[Stored items from a collection]
— START —

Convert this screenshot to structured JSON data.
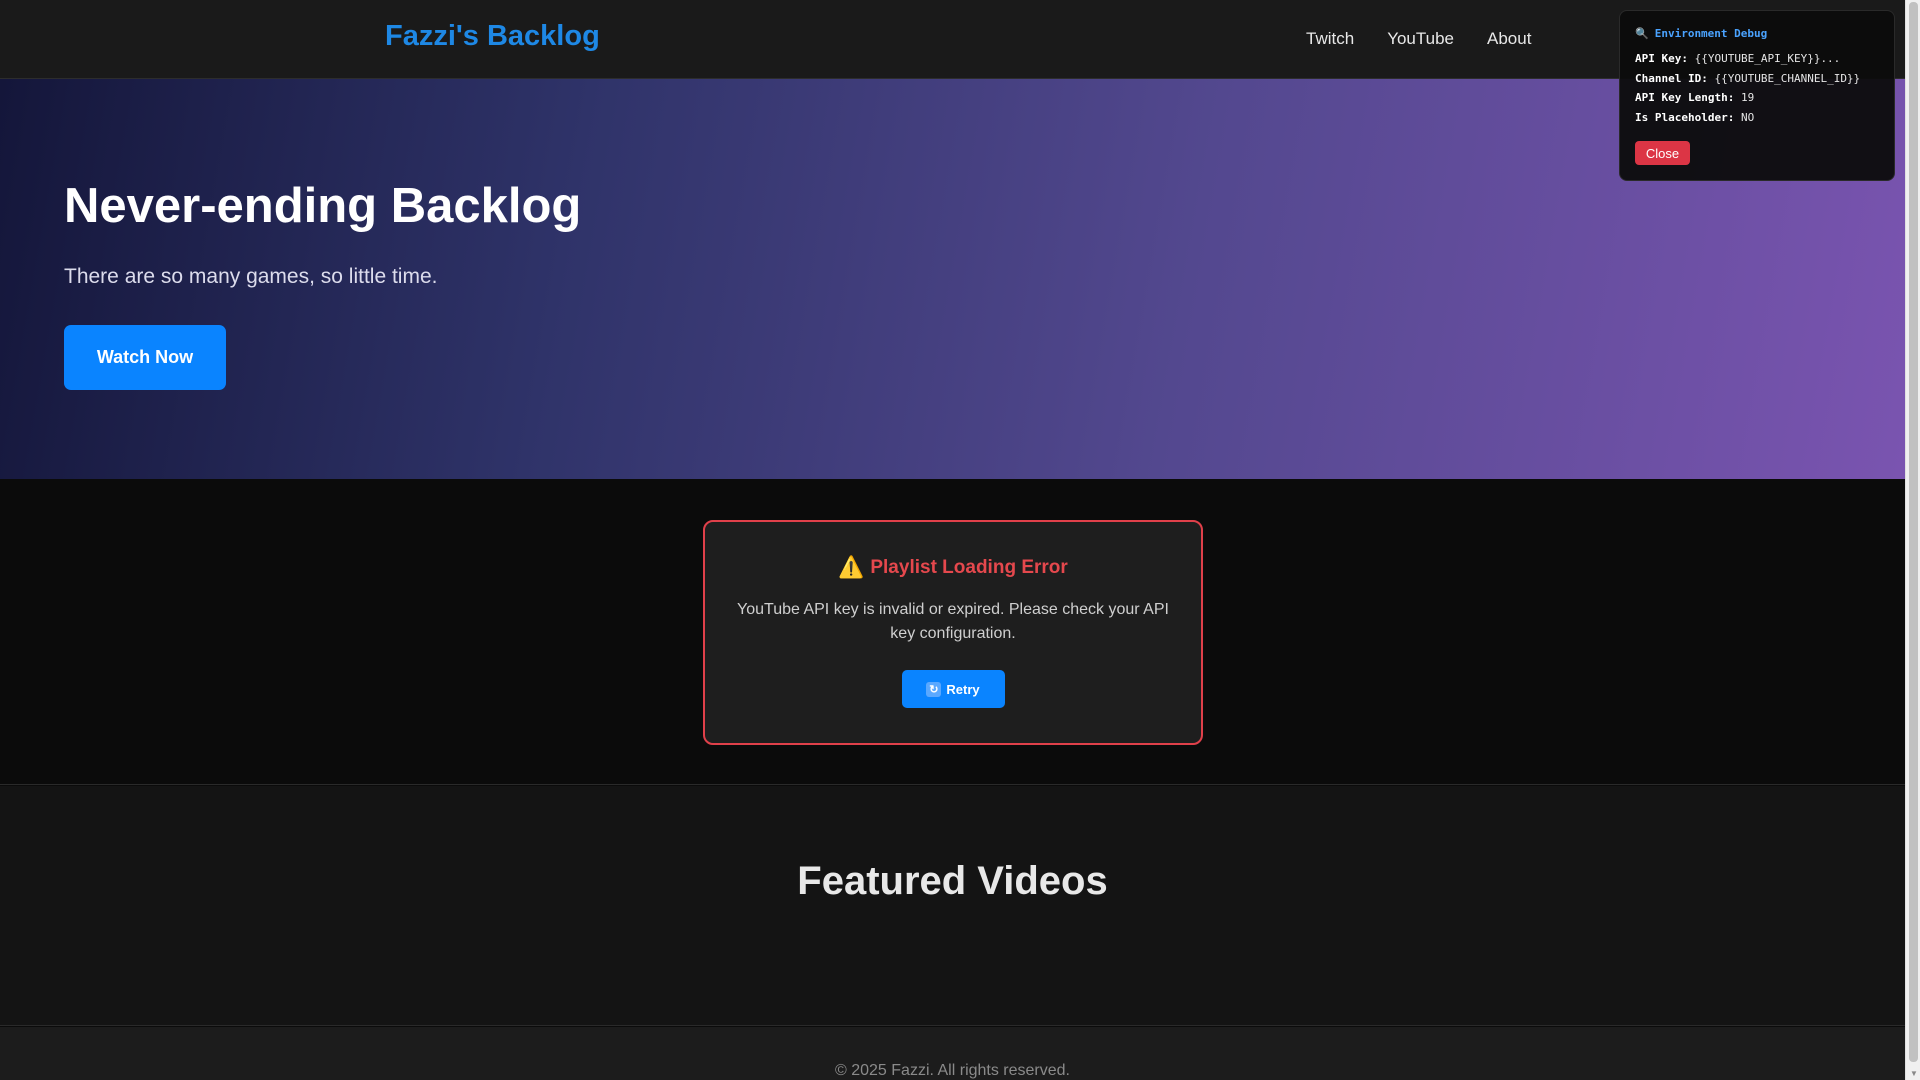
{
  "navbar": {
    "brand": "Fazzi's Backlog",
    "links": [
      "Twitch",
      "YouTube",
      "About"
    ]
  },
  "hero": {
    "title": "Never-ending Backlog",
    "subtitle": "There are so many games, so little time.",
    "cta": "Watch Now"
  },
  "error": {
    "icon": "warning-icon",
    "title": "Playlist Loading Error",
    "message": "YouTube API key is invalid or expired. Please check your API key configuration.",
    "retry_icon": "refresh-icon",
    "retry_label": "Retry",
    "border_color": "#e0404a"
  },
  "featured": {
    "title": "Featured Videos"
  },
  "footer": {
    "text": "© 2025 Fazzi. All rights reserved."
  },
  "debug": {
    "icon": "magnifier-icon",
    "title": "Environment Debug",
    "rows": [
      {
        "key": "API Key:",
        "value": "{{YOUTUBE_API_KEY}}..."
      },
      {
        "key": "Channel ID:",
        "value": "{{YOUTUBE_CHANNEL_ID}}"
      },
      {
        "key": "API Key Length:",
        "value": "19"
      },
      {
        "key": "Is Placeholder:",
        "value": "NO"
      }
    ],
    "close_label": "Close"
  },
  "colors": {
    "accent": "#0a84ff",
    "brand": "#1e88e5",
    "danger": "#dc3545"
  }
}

— END —

*Directive*. Each record above should come back exactly the same, only without its pictures.

*Answer*.
Convert this screenshot to structured JSON data.
{
  "navbar": {
    "brand": "Fazzi's Backlog",
    "links": [
      "Twitch",
      "YouTube",
      "About"
    ]
  },
  "hero": {
    "title": "Never-ending Backlog",
    "subtitle": "There are so many games, so little time.",
    "cta": "Watch Now"
  },
  "error": {
    "icon": "warning-icon",
    "title": "Playlist Loading Error",
    "message": "YouTube API key is invalid or expired. Please check your API key configuration.",
    "retry_icon": "refresh-icon",
    "retry_label": "Retry",
    "border_color": "#e0404a"
  },
  "featured": {
    "title": "Featured Videos"
  },
  "footer": {
    "text": "© 2025 Fazzi. All rights reserved."
  },
  "debug": {
    "icon": "magnifier-icon",
    "title": "Environment Debug",
    "rows": [
      {
        "key": "API Key:",
        "value": "{{YOUTUBE_API_KEY}}..."
      },
      {
        "key": "Channel ID:",
        "value": "{{YOUTUBE_CHANNEL_ID}}"
      },
      {
        "key": "API Key Length:",
        "value": "19"
      },
      {
        "key": "Is Placeholder:",
        "value": "NO"
      }
    ],
    "close_label": "Close"
  },
  "colors": {
    "accent": "#0a84ff",
    "brand": "#1e88e5",
    "danger": "#dc3545"
  }
}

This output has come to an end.